■ TO BE DONE
Examine the entries and show every line in which the word "écran" is found.

■ MATERIAL FOR THIS EXERCISE
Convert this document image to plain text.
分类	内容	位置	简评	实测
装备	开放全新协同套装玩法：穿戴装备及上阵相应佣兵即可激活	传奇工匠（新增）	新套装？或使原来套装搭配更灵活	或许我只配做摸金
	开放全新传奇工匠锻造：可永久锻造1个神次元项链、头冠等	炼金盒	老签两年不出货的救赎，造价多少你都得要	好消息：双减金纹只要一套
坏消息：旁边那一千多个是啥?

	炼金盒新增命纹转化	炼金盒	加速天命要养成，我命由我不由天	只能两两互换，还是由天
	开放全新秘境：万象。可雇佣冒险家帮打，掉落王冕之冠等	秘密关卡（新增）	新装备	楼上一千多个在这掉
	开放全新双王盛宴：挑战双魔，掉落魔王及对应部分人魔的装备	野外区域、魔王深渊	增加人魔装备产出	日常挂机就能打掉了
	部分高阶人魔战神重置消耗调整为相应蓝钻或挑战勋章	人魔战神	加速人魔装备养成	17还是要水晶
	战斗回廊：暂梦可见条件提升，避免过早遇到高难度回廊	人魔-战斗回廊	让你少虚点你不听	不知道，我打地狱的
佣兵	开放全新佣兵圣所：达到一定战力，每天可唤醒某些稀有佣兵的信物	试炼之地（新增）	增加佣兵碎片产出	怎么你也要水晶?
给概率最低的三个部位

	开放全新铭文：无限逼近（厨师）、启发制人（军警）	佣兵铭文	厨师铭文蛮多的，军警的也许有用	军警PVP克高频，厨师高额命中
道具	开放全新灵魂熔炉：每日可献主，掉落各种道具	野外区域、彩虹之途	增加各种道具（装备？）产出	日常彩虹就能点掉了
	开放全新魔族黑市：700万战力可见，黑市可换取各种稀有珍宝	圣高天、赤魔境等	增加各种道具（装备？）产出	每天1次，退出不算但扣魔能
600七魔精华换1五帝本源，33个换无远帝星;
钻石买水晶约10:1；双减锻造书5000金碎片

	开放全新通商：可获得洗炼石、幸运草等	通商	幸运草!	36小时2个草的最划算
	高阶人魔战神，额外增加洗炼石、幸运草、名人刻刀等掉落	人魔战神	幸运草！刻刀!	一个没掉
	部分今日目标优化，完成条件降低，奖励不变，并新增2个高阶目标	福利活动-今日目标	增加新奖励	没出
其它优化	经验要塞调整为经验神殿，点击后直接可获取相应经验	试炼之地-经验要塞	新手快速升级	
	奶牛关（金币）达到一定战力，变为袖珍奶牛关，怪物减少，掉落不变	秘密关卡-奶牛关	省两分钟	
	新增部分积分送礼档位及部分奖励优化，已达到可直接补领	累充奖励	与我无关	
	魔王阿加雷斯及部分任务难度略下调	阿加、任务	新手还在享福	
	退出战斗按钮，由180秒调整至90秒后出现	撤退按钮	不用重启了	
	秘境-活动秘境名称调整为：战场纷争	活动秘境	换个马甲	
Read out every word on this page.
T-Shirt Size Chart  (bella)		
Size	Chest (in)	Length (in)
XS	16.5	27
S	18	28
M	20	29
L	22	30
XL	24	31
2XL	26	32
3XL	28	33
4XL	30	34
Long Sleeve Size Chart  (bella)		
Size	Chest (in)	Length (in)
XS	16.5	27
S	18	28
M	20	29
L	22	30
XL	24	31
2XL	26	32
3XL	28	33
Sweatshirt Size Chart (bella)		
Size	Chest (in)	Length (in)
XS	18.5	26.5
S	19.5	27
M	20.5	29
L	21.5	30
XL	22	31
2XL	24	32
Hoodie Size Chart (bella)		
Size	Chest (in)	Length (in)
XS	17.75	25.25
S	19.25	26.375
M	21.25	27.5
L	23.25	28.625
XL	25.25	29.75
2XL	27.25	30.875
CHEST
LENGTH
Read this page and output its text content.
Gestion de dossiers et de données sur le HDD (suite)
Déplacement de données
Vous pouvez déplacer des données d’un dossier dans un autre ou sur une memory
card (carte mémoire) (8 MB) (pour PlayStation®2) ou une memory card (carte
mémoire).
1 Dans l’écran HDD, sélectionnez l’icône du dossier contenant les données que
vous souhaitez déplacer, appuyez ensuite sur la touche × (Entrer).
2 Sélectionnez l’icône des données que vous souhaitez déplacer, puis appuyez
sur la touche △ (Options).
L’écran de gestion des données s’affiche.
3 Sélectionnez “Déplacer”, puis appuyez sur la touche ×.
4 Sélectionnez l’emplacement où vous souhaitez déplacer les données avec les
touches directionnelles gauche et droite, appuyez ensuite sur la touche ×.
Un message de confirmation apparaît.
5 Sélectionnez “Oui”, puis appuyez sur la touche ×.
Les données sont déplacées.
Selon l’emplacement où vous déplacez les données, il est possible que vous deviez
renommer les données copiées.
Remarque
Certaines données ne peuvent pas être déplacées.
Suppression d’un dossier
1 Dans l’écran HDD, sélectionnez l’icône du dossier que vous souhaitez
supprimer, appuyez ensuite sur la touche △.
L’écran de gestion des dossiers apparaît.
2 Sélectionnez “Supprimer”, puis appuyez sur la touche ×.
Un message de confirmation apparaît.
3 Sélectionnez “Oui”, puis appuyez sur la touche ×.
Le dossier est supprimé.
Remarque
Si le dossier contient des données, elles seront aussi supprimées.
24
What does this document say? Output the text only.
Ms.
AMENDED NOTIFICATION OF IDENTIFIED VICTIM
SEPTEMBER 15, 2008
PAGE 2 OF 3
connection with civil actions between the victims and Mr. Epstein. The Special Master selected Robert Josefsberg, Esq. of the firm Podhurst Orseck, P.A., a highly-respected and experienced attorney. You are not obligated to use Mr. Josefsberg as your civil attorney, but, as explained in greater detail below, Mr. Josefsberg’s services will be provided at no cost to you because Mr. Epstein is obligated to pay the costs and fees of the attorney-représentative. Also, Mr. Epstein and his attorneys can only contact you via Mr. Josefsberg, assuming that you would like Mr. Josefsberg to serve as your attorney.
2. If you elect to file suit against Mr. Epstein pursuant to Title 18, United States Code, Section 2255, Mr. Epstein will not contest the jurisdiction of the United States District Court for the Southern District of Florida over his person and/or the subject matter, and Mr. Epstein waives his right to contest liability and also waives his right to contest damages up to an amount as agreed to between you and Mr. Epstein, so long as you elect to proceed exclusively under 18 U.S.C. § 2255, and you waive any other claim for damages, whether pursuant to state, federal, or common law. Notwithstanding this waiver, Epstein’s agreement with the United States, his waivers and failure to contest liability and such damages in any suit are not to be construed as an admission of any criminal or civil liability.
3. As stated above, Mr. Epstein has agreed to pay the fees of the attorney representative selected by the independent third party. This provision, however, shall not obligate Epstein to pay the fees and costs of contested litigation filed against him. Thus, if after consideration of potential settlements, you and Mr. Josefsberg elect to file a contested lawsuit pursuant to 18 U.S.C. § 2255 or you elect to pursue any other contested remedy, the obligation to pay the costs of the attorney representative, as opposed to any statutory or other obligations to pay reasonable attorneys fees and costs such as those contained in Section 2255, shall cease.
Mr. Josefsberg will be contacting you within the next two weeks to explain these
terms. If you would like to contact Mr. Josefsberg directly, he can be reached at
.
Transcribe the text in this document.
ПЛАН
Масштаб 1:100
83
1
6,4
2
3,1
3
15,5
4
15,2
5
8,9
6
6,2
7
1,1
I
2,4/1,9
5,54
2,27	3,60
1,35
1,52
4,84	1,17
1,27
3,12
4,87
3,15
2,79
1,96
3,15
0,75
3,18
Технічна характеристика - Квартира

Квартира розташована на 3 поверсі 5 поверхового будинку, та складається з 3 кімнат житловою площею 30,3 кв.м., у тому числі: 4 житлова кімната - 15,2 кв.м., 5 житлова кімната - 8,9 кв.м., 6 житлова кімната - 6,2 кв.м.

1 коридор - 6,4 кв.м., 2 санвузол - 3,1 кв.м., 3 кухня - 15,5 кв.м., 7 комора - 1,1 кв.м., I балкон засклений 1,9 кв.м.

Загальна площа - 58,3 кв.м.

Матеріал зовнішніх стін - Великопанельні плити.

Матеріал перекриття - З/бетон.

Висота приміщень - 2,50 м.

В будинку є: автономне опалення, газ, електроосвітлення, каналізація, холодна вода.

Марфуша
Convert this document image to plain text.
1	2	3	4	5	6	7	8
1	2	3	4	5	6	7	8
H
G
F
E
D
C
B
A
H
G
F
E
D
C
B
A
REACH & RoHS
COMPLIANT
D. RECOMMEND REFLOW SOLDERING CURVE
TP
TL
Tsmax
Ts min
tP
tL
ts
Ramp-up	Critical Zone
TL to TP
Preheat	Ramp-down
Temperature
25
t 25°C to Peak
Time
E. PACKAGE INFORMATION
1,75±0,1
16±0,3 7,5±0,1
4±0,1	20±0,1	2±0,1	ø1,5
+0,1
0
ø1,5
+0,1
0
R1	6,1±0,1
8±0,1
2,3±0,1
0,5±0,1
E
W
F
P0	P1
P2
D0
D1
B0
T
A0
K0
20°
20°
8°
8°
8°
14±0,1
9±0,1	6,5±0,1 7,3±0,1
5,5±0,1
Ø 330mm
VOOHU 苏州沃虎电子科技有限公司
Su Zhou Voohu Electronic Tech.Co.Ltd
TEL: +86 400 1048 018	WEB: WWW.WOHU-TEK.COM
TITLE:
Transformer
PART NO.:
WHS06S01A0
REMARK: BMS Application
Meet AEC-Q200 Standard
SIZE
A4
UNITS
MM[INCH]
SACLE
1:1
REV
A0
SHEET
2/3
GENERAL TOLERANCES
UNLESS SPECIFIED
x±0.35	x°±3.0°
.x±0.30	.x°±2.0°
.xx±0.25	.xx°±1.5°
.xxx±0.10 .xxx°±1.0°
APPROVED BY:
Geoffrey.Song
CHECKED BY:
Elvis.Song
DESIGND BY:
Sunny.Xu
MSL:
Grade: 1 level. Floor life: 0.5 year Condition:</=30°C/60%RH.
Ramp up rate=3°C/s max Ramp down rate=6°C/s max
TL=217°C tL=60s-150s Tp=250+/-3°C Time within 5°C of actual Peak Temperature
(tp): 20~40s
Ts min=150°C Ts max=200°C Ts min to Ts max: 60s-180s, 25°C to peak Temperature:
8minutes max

■ FULL RESPONSE
1 Dans l’écran HDD, sélectionnez l’icône du dossier contenant les données que
L’écran de gestion des données s’affiche.
1 Dans l’écran HDD, sélectionnez l’icône du dossier que vous souhaitez
L’écran de gestion des dossiers apparaît.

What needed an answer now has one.